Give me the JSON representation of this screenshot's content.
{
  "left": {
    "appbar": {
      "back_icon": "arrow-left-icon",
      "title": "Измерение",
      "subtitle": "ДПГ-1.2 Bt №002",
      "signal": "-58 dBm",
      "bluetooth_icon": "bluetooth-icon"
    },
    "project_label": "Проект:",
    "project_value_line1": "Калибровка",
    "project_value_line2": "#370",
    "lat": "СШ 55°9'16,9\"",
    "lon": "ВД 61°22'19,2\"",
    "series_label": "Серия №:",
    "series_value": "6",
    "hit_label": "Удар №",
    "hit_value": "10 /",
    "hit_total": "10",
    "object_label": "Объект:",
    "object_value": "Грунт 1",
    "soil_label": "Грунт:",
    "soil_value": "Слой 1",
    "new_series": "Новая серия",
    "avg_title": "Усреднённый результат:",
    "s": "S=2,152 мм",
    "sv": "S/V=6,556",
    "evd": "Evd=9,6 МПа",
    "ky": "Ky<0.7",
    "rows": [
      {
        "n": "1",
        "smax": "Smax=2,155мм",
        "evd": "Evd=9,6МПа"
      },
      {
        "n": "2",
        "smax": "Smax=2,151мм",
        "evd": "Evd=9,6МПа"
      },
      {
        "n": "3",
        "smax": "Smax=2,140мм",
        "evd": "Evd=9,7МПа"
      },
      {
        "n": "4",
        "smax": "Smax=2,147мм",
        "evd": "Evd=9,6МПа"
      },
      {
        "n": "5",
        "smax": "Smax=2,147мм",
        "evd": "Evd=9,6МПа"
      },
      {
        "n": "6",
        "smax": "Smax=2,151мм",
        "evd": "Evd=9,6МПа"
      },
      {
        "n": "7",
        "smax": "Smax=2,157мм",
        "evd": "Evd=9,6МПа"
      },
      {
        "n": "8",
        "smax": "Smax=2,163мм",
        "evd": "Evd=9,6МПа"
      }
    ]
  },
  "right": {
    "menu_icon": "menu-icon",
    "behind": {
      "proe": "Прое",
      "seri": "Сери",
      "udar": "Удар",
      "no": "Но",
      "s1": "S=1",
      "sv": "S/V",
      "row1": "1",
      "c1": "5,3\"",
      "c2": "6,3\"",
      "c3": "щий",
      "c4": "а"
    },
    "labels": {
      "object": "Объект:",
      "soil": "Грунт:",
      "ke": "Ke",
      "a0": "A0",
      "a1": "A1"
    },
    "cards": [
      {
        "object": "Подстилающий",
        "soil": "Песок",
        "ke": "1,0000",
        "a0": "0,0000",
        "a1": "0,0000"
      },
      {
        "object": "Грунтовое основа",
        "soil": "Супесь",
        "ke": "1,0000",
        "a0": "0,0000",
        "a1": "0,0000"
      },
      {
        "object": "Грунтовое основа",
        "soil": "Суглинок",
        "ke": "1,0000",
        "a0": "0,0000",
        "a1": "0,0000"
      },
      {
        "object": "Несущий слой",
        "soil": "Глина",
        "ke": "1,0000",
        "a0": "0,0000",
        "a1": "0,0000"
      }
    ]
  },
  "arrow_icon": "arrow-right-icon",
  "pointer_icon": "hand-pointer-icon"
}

══════════

## What this task involves
Exactly as shown above, return every record.

## Result of the exercise
Give me the JSON representation of this screenshot's content.
{
  "left": {
    "appbar": {
      "back_icon": "arrow-left-icon",
      "title": "Измерение",
      "subtitle": "ДПГ-1.2 Bt №002",
      "signal": "-58 dBm",
      "bluetooth_icon": "bluetooth-icon"
    },
    "project_label": "Проект:",
    "project_value_line1": "Калибровка",
    "project_value_line2": "#370",
    "lat": "СШ 55°9'16,9\"",
    "lon": "ВД 61°22'19,2\"",
    "series_label": "Серия №:",
    "series_value": "6",
    "hit_label": "Удар №",
    "hit_value": "10 /",
    "hit_total": "10",
    "object_label": "Объект:",
    "object_value": "Грунт 1",
    "soil_label": "Грунт:",
    "soil_value": "Слой 1",
    "new_series": "Новая серия",
    "avg_title": "Усреднённый результат:",
    "s": "S=2,152 мм",
    "sv": "S/V=6,556",
    "evd": "Evd=9,6 МПа",
    "ky": "Ky<0.7",
    "rows": [
      {
        "n": "1",
        "smax": "Smax=2,155мм",
        "evd": "Evd=9,6МПа"
      },
      {
        "n": "2",
        "smax": "Smax=2,151мм",
        "evd": "Evd=9,6МПа"
      },
      {
        "n": "3",
        "smax": "Smax=2,140мм",
        "evd": "Evd=9,7МПа"
      },
      {
        "n": "4",
        "smax": "Smax=2,147мм",
        "evd": "Evd=9,6МПа"
      },
      {
        "n": "5",
        "smax": "Smax=2,147мм",
        "evd": "Evd=9,6МПа"
      },
      {
        "n": "6",
        "smax": "Smax=2,151мм",
        "evd": "Evd=9,6МПа"
      },
      {
        "n": "7",
        "smax": "Smax=2,157мм",
        "evd": "Evd=9,6МПа"
      },
      {
        "n": "8",
        "smax": "Smax=2,163мм",
        "evd": "Evd=9,6МПа"
      }
    ]
  },
  "right": {
    "menu_icon": "menu-icon",
    "behind": {
      "proe": "Прое",
      "seri": "Сери",
      "udar": "Удар",
      "no": "Но",
      "s1": "S=1",
      "sv": "S/V",
      "row1": "1",
      "c1": "5,3\"",
      "c2": "6,3\"",
      "c3": "щий",
      "c4": "а"
    },
    "labels": {
      "object": "Объект:",
      "soil": "Грунт:",
      "ke": "Ke",
      "a0": "A0",
      "a1": "A1"
    },
    "cards": [
      {
        "object": "Подстилающий",
        "soil": "Песок",
        "ke": "1,0000",
        "a0": "0,0000",
        "a1": "0,0000"
      },
      {
        "object": "Грунтовое основа",
        "soil": "Супесь",
        "ke": "1,0000",
        "a0": "0,0000",
        "a1": "0,0000"
      },
      {
        "object": "Грунтовое основа",
        "soil": "Суглинок",
        "ke": "1,0000",
        "a0": "0,0000",
        "a1": "0,0000"
      },
      {
        "object": "Несущий слой",
        "soil": "Глина",
        "ke": "1,0000",
        "a0": "0,0000",
        "a1": "0,0000"
      }
    ]
  },
  "arrow_icon": "arrow-right-icon",
  "pointer_icon": "hand-pointer-icon"
}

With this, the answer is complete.